TEXT SHOWN:
Extended Data Fig. 1 |. Purification of the TIM23 complex from S. cerevisiae and initial cryo-EM analysis.

a, Schematic diagram of the membrane-associated components of the TIM23 complex. The two soluble matrix components mtHsp70 and Mge1 were not shown. The N-terminus of each subunit is indicated by an “N”. Note that Tim21, Pam17, and Mgr2 are not essential, and individual deletions of the portions of essential Pam16, Pam18, and Tim50 proteins outlined by a dashed line are viable^13,17,19. b, Purification of the endogenous TIM23 complex. After affinity purification via Spot-tagged Tim17, the sample was subjected to Superose-6 size-exclusion chromatography (SEC). The gray box indicates fractions further analyzed by non-reducing SDS-PAGE and Coomassie staining (right panel). We note that copurified Tim50 often did not fully co-migrate with the other subunits in SEC, indicating its dissociation over time. c, As in b, but purification of the TIM23 complex from mitochondria co-overexpressing the nine subunits shown in a, omitting mtHsp70 and Mge1. Fractions marked with asterisks are pooled and used for cryo-EM analysis shown in d–h. d, Summary of single particle analysis of the sample shown in c. e, Example two-dimensional (2D) classes of the TIM23 complex. Putative matrix domains of Tim44-CTD and Pam16/18 are indicated by yellow and cyan arrowheads, respectively. f, Class 1 from ab-initio refinement of particles shown in d. g, As in f, but showing Class 2. h, As in the left panel of g, but shown at a lower isosurface threshold value. Data shown in b and c are representative of two experiments.

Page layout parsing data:

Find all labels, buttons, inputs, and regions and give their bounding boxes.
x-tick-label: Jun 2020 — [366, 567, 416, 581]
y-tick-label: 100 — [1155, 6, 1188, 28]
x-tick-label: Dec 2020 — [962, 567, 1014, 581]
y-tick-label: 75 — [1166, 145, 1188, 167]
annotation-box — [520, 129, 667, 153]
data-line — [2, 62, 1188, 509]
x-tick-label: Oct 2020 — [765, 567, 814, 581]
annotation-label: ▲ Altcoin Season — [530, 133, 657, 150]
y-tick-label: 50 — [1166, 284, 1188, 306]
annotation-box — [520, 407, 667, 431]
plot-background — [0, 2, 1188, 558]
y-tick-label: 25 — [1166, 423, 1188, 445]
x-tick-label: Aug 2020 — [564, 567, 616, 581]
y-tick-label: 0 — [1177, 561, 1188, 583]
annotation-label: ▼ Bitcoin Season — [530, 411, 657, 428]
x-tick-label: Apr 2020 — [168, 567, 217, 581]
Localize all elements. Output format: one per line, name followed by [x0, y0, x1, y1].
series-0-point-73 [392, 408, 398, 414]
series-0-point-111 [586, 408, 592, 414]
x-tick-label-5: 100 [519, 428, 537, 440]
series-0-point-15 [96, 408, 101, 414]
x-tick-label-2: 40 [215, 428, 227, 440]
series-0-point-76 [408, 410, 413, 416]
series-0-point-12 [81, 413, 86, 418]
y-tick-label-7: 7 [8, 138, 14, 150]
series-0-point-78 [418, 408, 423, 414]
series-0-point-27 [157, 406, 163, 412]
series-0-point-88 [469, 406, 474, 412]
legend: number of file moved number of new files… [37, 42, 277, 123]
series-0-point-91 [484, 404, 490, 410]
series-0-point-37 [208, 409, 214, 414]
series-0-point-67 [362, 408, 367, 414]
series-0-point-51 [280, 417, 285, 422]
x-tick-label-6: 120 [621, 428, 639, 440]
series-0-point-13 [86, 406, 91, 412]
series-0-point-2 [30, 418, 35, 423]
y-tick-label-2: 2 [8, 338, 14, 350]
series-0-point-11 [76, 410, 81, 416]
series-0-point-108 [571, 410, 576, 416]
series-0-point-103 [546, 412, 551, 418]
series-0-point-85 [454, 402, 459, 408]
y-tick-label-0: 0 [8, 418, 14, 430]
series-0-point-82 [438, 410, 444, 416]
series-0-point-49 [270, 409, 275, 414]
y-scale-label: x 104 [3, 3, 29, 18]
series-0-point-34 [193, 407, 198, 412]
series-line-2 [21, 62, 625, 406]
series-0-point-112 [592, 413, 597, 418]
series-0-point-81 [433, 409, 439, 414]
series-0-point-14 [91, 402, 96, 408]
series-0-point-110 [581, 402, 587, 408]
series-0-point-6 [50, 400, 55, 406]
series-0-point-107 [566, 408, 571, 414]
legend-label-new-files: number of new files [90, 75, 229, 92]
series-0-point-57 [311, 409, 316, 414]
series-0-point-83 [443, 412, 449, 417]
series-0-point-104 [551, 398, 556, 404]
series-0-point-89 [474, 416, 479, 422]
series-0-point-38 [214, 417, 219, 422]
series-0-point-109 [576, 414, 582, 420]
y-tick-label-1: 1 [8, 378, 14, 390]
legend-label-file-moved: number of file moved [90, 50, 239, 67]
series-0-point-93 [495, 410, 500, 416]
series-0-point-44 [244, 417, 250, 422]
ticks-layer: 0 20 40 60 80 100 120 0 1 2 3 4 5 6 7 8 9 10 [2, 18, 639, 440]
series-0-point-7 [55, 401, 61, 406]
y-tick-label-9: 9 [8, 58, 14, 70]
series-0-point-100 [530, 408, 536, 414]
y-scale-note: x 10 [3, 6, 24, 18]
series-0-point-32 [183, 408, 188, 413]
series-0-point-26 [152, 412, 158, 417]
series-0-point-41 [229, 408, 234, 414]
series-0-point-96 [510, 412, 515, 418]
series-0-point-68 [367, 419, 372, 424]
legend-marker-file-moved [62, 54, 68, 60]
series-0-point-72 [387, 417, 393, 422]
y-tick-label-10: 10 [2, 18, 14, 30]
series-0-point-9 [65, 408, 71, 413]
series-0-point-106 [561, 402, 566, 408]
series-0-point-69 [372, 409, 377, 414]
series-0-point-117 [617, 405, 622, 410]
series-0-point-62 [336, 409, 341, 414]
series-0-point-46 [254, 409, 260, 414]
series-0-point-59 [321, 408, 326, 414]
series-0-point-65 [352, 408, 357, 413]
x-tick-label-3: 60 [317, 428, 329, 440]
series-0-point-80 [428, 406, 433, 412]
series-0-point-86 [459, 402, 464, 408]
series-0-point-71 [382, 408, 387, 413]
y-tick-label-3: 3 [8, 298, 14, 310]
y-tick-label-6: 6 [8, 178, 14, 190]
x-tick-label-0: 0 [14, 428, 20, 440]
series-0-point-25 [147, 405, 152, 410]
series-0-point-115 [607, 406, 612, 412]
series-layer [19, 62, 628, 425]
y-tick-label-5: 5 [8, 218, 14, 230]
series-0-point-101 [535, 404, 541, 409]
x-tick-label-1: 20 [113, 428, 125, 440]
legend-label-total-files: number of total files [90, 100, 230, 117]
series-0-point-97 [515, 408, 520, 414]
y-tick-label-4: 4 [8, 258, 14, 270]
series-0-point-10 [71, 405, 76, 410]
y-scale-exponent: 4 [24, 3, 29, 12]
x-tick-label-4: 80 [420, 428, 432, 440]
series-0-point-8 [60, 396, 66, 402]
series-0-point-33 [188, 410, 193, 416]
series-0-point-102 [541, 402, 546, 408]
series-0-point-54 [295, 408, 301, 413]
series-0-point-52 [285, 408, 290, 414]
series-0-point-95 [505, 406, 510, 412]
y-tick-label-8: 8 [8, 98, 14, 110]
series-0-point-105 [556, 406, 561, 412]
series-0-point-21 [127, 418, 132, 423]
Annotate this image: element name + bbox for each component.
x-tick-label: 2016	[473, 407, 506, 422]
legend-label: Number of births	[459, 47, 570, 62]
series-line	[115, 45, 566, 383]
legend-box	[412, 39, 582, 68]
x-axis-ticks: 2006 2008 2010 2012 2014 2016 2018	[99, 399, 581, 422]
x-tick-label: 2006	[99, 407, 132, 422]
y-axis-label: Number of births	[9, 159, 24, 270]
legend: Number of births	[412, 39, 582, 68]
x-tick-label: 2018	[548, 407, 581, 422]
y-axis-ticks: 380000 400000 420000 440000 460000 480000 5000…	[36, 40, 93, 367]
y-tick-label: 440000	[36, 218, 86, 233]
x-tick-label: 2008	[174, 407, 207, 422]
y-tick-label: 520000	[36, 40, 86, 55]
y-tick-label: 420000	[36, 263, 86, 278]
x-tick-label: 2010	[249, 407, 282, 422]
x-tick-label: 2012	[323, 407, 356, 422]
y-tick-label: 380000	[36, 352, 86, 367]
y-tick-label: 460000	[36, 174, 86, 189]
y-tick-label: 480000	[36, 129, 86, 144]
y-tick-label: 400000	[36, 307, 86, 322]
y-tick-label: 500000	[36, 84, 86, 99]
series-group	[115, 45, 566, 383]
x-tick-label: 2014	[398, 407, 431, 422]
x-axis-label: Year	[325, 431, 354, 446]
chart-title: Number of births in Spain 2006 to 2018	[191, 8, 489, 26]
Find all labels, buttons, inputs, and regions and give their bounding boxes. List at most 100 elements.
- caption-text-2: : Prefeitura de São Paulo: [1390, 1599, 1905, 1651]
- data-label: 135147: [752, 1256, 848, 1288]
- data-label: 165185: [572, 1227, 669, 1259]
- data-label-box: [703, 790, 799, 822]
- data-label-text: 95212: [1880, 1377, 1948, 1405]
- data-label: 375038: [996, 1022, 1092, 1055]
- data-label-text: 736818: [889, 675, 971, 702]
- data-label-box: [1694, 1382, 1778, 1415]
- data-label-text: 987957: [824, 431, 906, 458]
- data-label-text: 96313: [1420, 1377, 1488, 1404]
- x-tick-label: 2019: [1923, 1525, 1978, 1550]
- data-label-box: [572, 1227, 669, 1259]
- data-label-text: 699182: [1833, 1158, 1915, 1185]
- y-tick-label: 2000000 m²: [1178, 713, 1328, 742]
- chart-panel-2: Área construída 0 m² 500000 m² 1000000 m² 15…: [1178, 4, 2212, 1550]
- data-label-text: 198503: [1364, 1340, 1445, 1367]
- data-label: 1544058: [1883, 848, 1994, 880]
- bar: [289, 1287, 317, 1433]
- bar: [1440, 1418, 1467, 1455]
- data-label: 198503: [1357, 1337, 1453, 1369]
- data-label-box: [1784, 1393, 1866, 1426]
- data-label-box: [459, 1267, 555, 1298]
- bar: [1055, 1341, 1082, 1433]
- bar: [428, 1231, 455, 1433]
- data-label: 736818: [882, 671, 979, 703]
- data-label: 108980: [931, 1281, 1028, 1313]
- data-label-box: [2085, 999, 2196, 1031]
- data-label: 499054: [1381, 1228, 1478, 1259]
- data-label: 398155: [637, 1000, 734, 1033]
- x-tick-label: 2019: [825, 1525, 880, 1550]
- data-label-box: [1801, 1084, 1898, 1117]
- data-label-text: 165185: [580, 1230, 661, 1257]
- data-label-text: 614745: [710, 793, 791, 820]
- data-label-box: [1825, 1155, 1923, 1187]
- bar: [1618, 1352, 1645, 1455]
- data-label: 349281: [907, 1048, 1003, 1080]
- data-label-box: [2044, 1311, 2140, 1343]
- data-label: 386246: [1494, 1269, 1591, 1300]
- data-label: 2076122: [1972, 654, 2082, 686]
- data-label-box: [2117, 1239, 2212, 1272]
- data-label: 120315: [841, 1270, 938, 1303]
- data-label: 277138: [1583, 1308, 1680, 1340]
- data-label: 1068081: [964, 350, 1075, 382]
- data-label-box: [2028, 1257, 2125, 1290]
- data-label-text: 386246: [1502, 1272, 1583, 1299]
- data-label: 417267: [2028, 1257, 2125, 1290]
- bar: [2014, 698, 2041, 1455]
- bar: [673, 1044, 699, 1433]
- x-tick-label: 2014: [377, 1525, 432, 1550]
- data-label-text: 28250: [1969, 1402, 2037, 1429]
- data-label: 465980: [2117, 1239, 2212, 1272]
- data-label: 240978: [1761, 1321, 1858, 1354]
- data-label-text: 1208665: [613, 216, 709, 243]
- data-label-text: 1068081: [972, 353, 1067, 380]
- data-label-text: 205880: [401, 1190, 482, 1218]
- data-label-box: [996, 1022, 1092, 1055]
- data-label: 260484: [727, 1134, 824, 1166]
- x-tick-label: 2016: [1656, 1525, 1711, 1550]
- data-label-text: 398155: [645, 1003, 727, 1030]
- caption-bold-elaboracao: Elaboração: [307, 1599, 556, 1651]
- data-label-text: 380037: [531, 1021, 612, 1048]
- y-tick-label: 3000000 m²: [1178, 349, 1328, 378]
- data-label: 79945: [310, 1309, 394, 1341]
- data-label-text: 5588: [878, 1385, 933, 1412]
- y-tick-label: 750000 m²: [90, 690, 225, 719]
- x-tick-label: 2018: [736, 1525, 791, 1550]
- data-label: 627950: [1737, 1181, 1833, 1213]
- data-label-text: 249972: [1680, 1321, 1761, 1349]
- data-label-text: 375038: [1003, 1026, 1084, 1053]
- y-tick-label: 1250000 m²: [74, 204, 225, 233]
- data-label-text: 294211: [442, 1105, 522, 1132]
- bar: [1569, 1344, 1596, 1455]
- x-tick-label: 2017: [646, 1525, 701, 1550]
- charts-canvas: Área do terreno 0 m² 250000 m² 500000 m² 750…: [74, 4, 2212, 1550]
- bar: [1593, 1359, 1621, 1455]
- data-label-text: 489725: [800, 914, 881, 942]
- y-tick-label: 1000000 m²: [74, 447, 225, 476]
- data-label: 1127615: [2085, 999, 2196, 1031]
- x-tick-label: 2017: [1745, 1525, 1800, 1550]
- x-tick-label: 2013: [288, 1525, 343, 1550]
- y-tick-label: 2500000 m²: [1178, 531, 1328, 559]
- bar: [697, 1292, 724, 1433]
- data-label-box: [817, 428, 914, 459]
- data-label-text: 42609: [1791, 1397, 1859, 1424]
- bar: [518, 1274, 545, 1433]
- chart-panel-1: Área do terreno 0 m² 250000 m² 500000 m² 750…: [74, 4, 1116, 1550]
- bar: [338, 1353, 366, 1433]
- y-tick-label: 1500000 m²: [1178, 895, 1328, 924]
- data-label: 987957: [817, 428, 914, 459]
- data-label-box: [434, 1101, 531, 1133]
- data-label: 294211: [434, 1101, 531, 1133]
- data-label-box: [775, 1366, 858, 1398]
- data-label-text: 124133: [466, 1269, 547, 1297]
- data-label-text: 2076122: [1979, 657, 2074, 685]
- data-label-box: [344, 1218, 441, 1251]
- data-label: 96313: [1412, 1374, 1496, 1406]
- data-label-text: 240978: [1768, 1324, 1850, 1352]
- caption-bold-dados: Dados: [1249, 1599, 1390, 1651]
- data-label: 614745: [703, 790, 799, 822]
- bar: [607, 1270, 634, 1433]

AIM OF THE TASK: According to the figure legend on purifying the TIM23 complex, which subunits are not essential? Rely only on the figure legend to answer.

SOLUTION FOR THIS EXERCISE: Tim21, Pam17, and Mgr2 are not essential.